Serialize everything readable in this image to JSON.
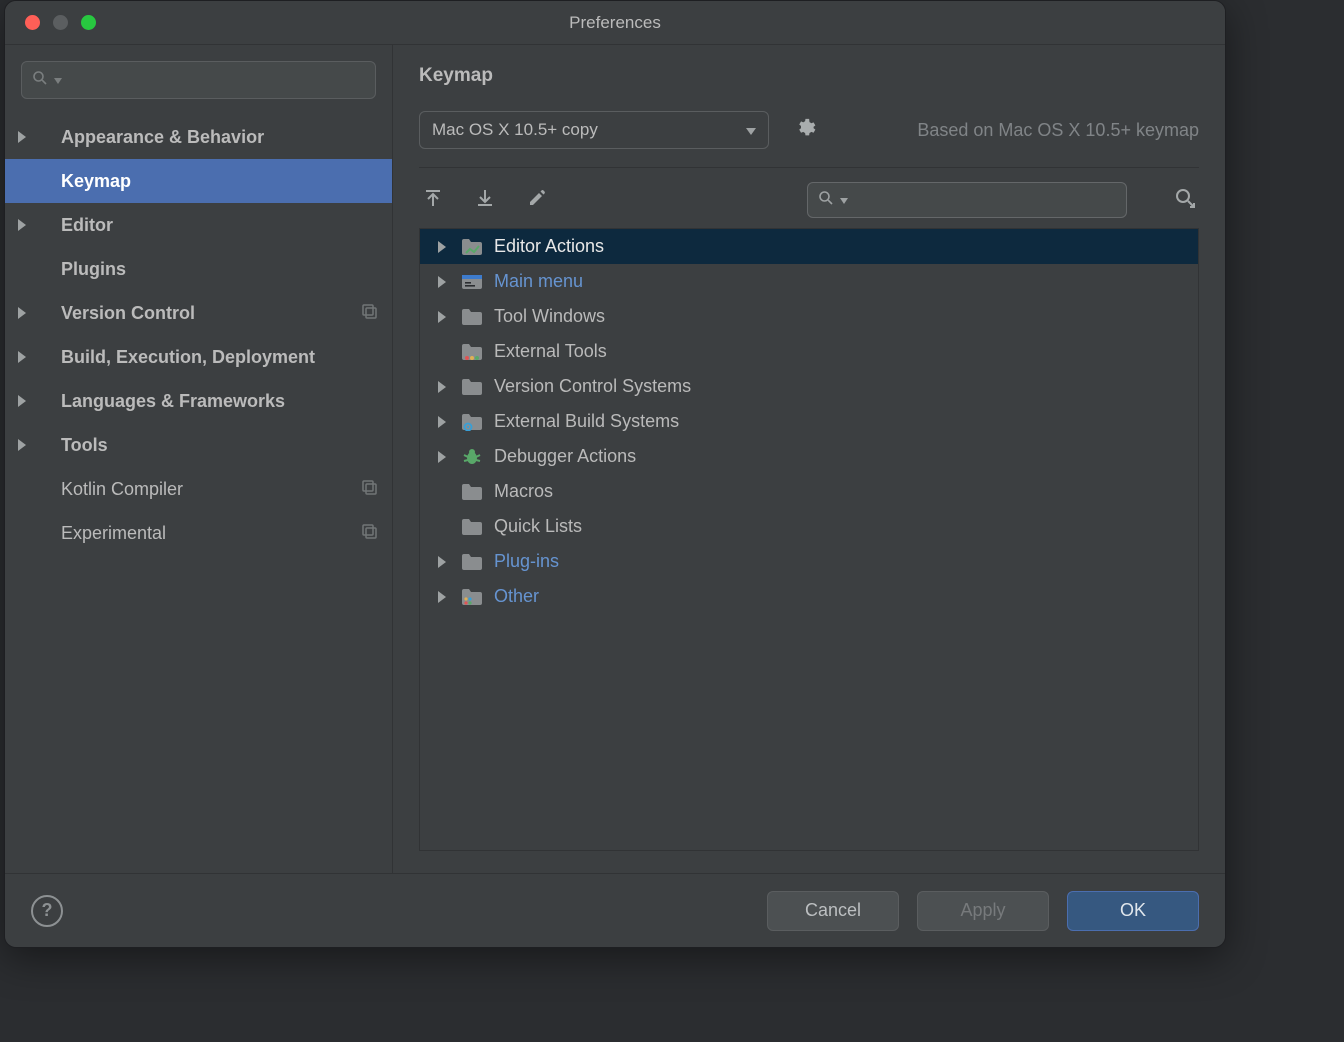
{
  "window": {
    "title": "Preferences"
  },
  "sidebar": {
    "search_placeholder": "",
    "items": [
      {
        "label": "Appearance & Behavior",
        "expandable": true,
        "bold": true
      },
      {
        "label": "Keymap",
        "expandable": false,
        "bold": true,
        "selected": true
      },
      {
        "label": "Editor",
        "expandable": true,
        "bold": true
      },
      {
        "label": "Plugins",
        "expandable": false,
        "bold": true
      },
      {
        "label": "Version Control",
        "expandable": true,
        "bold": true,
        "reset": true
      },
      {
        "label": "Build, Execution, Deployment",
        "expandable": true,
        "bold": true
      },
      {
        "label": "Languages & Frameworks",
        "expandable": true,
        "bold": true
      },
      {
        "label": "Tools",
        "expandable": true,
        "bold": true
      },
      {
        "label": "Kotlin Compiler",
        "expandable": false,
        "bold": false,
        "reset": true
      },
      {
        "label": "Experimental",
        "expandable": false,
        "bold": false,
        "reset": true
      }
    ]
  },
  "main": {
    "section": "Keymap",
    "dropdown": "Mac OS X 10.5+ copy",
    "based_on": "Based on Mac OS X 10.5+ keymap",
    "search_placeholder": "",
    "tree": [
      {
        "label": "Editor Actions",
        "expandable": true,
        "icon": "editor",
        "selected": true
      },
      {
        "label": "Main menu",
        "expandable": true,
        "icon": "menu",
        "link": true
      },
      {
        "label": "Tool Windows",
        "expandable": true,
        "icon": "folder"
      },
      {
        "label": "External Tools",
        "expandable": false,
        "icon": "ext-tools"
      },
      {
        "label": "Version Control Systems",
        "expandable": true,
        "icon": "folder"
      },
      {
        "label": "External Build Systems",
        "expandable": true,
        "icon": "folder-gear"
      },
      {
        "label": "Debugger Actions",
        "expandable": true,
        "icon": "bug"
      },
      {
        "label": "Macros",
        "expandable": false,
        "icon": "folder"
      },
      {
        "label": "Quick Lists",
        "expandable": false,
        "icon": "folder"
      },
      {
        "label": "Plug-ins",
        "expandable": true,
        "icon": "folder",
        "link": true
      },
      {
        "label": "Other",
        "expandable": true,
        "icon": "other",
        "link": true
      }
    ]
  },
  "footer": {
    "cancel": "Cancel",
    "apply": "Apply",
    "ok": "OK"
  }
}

-*-*-

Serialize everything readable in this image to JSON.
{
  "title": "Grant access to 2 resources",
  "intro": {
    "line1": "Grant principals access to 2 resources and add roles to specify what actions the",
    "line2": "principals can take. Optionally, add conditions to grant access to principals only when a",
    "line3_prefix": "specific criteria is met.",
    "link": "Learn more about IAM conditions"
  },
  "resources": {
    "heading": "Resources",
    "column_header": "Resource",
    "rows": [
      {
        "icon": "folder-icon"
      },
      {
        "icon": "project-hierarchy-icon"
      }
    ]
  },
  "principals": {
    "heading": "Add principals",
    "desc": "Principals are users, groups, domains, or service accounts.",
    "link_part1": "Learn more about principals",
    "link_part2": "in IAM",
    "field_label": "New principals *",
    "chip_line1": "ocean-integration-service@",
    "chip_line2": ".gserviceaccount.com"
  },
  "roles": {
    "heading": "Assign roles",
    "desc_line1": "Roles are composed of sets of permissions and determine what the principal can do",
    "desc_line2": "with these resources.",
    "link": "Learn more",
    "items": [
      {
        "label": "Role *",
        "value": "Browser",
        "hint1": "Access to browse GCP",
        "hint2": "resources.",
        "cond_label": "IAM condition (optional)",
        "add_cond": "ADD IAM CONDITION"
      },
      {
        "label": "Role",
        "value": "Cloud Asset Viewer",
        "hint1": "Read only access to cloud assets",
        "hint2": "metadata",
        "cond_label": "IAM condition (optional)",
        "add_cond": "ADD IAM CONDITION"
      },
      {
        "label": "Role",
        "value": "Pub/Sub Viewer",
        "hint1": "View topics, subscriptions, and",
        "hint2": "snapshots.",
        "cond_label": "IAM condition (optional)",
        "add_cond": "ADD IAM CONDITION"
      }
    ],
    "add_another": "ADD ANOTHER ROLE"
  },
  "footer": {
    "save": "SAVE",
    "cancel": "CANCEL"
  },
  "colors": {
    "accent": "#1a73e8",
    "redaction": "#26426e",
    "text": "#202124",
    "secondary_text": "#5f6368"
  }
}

-*-*-

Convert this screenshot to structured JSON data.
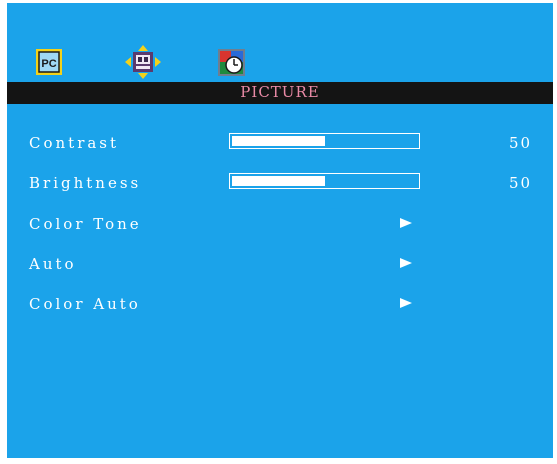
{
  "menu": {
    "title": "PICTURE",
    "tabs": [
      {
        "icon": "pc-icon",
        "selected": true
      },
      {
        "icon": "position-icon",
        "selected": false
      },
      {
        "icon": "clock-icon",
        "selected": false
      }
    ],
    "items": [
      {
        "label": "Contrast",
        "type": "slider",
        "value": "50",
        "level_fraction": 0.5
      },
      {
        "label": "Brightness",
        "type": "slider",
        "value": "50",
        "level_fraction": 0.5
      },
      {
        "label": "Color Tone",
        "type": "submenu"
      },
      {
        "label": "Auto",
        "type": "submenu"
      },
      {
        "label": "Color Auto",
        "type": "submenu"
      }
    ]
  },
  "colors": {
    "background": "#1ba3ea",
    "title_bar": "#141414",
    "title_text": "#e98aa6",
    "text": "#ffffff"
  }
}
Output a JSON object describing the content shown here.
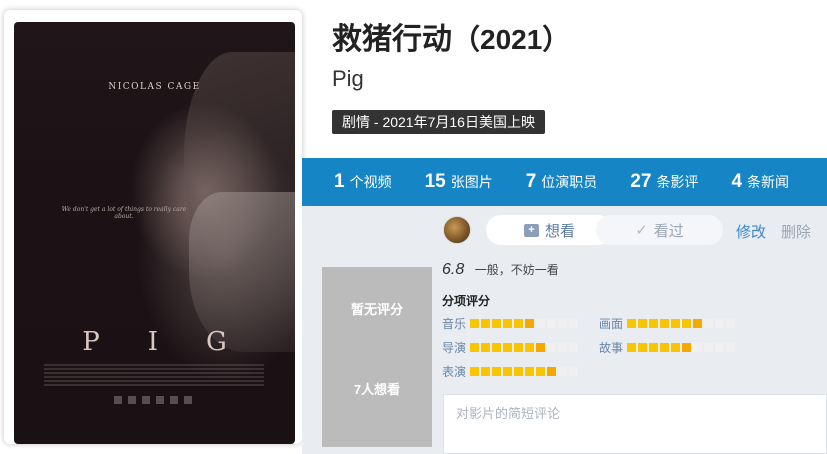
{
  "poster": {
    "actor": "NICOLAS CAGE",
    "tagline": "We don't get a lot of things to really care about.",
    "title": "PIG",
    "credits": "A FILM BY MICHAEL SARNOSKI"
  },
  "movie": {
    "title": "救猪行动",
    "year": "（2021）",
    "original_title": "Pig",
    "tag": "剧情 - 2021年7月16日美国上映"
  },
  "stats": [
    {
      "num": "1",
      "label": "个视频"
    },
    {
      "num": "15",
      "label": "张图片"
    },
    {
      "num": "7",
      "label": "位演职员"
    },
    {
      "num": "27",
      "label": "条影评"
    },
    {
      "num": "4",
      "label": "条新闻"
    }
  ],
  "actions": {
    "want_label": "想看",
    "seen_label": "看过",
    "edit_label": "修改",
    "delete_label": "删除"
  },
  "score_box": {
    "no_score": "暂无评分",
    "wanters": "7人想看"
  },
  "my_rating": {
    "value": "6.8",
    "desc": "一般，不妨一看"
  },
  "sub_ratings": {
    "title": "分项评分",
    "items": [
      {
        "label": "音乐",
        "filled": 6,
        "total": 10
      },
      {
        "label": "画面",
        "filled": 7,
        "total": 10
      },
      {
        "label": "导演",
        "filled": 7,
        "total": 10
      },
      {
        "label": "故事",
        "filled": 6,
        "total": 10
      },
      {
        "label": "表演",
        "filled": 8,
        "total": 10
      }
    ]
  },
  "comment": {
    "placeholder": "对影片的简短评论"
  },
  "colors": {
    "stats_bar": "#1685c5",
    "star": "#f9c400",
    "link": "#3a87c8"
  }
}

-*-*-

#### WORK INSTRUCTIONS
Say how many lines of the data include the word "Systems". Nothing other than the number should be given.

#### COMPLETED EXERCISE
2